#### GIVEN DATA

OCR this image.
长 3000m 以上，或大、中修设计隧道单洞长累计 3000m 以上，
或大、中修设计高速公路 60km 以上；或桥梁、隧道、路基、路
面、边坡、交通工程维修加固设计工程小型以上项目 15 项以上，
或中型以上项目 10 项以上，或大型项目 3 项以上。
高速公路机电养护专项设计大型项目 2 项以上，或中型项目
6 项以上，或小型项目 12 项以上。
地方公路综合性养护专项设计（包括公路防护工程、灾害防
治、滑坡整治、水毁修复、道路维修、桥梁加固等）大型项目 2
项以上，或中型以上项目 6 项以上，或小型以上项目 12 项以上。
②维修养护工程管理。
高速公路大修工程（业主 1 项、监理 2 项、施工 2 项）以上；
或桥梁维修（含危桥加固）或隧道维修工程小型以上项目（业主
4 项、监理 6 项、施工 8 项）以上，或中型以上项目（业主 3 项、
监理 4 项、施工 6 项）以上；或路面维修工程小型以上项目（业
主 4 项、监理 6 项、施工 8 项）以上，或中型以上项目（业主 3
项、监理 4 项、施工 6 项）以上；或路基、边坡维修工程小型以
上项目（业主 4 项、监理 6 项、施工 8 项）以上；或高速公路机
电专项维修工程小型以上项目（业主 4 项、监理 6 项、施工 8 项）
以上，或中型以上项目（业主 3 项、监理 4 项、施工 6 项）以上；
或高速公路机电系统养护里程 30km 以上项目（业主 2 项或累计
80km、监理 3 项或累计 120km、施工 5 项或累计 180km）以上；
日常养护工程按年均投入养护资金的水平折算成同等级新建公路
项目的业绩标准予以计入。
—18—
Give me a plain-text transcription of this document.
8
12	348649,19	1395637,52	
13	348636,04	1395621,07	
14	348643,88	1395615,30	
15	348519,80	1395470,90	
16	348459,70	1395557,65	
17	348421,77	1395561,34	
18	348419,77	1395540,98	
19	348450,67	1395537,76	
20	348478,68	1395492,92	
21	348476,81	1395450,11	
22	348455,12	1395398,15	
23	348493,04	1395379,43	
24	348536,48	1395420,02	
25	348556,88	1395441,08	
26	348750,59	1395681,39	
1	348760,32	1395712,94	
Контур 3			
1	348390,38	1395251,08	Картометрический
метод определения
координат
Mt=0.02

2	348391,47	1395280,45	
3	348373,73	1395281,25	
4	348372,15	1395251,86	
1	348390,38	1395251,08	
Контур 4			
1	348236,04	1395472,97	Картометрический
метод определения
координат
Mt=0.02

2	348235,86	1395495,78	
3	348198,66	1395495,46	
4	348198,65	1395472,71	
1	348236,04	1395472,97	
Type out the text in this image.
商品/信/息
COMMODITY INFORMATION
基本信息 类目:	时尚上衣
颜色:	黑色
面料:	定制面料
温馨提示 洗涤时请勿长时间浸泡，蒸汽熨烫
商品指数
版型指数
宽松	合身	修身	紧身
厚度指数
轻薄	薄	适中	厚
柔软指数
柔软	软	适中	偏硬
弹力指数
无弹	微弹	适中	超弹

########

YOUR GOAL:
Copy each line of the listing that contains the string "text".

EXERCISE RESULT:
Give me a plain-text transcription of this document.
Type out the text in this image.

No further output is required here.